>> Begin Exercise materials
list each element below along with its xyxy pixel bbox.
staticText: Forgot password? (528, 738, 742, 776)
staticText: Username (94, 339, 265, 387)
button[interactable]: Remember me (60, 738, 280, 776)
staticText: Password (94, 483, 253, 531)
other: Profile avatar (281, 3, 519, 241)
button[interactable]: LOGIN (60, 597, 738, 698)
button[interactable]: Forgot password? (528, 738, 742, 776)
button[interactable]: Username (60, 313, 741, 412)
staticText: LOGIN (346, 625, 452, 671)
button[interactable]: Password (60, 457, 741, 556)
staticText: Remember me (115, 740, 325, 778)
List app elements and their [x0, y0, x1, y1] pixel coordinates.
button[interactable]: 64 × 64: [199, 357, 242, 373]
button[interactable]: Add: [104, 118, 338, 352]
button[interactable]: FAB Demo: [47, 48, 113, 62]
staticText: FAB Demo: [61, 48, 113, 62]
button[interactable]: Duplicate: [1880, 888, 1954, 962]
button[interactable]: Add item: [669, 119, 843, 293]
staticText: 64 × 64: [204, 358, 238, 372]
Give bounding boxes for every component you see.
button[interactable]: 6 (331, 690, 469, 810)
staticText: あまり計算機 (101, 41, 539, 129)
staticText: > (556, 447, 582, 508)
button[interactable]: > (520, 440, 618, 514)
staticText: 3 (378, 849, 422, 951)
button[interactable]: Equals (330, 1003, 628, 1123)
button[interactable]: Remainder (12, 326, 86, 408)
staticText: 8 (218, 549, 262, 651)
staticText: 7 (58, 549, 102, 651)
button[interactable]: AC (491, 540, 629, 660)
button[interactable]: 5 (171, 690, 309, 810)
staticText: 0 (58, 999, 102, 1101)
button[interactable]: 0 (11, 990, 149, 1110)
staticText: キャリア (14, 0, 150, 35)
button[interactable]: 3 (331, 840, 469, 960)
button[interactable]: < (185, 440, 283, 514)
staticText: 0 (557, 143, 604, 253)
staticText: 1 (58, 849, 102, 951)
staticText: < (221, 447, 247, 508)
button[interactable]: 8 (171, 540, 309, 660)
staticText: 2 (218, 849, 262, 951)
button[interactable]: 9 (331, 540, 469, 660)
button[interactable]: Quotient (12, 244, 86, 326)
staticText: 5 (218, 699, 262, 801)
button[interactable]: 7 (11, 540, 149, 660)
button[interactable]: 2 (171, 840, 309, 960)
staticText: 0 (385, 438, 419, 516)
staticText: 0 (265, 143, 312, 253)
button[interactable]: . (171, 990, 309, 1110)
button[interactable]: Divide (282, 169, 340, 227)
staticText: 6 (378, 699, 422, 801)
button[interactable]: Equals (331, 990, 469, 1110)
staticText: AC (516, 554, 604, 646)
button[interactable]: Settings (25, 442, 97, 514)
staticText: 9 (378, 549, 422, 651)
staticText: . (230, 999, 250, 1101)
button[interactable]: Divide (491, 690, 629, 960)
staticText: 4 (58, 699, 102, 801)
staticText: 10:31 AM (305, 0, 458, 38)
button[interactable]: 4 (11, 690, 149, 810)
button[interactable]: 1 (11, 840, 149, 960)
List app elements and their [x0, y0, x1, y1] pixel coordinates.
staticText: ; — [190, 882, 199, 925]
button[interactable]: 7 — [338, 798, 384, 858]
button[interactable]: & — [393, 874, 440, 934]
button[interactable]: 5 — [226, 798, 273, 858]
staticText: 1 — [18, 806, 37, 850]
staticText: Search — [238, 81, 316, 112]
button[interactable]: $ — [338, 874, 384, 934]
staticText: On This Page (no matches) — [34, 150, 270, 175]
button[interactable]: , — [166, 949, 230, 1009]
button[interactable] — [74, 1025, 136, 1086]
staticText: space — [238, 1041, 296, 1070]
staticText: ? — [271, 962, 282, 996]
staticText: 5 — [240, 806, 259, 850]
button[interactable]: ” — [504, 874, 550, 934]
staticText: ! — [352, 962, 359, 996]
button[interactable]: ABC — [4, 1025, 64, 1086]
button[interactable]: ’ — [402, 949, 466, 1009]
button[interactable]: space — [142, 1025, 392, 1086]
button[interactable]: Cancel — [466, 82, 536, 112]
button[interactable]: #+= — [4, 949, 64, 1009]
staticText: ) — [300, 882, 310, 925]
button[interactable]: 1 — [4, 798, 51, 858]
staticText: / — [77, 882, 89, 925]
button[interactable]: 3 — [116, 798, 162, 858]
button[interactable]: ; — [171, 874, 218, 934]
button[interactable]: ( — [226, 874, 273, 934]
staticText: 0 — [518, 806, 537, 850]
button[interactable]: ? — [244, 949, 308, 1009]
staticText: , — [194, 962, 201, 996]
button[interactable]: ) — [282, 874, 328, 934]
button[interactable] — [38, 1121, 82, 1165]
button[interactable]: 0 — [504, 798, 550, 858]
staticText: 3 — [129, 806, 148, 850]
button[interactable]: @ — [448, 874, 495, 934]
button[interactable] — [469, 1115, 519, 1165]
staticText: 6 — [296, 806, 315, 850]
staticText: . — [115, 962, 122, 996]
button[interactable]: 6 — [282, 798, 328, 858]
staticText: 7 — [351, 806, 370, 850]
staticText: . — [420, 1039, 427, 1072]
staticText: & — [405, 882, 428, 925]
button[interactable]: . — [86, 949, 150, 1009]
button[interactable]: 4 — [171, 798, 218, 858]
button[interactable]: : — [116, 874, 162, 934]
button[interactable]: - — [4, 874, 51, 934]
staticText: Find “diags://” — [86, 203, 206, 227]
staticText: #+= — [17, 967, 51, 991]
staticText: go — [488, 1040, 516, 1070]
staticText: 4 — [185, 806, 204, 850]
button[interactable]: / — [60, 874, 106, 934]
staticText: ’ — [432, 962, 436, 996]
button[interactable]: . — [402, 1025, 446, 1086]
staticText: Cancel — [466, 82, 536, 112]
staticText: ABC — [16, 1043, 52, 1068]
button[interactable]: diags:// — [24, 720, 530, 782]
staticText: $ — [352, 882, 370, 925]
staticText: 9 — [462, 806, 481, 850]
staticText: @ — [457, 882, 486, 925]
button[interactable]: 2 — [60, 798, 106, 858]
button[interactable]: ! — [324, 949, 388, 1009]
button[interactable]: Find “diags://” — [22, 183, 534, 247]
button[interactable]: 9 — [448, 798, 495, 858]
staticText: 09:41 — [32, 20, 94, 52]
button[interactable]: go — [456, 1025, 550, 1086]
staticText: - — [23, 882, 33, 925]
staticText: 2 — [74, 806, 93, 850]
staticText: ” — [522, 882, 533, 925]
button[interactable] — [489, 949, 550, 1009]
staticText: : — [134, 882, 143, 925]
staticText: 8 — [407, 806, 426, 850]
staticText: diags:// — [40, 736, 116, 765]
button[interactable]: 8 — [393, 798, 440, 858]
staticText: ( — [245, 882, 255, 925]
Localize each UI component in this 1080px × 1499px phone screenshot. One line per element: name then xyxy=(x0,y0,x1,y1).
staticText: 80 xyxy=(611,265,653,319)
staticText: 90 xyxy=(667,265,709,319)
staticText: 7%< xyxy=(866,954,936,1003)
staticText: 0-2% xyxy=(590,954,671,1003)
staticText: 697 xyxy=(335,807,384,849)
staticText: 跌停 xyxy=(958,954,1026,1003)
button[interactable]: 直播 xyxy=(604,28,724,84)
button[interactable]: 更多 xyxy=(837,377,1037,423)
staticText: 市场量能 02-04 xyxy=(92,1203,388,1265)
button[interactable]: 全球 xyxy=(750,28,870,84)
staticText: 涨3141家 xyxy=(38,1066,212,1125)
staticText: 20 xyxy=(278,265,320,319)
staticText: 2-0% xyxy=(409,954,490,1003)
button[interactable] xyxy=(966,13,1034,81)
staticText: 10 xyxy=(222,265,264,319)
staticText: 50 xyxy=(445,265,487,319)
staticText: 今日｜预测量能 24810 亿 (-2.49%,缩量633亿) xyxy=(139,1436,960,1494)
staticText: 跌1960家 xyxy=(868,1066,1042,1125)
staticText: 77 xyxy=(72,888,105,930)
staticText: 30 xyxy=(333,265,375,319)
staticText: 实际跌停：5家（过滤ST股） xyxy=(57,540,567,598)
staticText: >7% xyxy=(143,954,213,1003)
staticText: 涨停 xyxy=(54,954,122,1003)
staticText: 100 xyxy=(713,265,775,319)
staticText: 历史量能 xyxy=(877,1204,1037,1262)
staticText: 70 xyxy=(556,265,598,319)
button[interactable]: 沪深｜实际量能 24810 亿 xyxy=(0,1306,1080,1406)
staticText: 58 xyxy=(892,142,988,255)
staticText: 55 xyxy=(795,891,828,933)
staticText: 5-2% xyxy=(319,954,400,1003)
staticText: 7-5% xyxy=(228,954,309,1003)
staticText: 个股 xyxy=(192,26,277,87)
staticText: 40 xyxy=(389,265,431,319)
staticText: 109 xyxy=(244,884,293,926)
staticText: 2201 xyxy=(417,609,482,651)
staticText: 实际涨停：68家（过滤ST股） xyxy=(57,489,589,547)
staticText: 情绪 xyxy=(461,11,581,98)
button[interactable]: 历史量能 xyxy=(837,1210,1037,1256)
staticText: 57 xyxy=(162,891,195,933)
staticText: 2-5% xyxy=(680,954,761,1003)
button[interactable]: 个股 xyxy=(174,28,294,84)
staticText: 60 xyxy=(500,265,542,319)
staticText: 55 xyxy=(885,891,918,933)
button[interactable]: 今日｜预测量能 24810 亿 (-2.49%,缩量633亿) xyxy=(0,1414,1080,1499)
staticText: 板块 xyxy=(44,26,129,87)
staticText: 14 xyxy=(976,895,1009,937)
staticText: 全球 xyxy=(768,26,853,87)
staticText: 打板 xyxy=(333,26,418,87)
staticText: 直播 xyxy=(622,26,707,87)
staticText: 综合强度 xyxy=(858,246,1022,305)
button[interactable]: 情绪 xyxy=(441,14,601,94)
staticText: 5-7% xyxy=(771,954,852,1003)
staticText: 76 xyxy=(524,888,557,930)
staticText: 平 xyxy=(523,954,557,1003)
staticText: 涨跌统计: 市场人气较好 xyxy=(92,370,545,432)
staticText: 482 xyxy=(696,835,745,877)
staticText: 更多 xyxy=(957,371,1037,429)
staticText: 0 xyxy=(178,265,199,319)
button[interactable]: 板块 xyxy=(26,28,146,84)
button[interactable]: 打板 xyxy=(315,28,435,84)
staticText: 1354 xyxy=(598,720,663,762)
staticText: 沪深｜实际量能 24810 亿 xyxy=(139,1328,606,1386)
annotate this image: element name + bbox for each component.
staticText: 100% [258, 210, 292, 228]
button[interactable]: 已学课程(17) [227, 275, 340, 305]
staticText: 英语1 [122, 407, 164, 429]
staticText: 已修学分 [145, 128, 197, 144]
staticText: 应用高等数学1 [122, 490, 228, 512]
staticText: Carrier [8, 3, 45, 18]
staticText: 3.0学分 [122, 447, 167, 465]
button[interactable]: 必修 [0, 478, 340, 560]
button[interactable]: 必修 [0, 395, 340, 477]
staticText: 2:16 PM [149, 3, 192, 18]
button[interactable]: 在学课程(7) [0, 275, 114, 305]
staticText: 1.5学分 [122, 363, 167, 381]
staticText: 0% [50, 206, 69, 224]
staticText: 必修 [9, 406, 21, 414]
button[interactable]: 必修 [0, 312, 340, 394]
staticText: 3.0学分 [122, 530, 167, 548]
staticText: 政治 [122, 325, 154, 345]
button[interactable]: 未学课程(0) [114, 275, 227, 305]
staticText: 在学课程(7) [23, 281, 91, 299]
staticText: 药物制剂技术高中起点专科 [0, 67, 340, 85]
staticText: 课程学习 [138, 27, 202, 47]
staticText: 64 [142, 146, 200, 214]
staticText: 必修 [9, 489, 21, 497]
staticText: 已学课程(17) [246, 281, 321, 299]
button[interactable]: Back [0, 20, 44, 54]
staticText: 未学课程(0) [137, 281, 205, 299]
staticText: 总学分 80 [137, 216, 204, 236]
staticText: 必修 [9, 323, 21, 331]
>> End Exercise materials
Given request:
Copy the lines of the listing from its first line through the line containing "staticText: LOGIN (346, 625, 452, 671)", inclusive, reproducing each line unchanged.

Answer below:
list each element below along with its xyxy pixel bbox.
staticText: Forgot password? (528, 738, 742, 776)
staticText: Username (94, 339, 265, 387)
button[interactable]: Remember me (60, 738, 280, 776)
staticText: Password (94, 483, 253, 531)
other: Profile avatar (281, 3, 519, 241)
button[interactable]: LOGIN (60, 597, 738, 698)
button[interactable]: Forgot password? (528, 738, 742, 776)
button[interactable]: Username (60, 313, 741, 412)
staticText: LOGIN (346, 625, 452, 671)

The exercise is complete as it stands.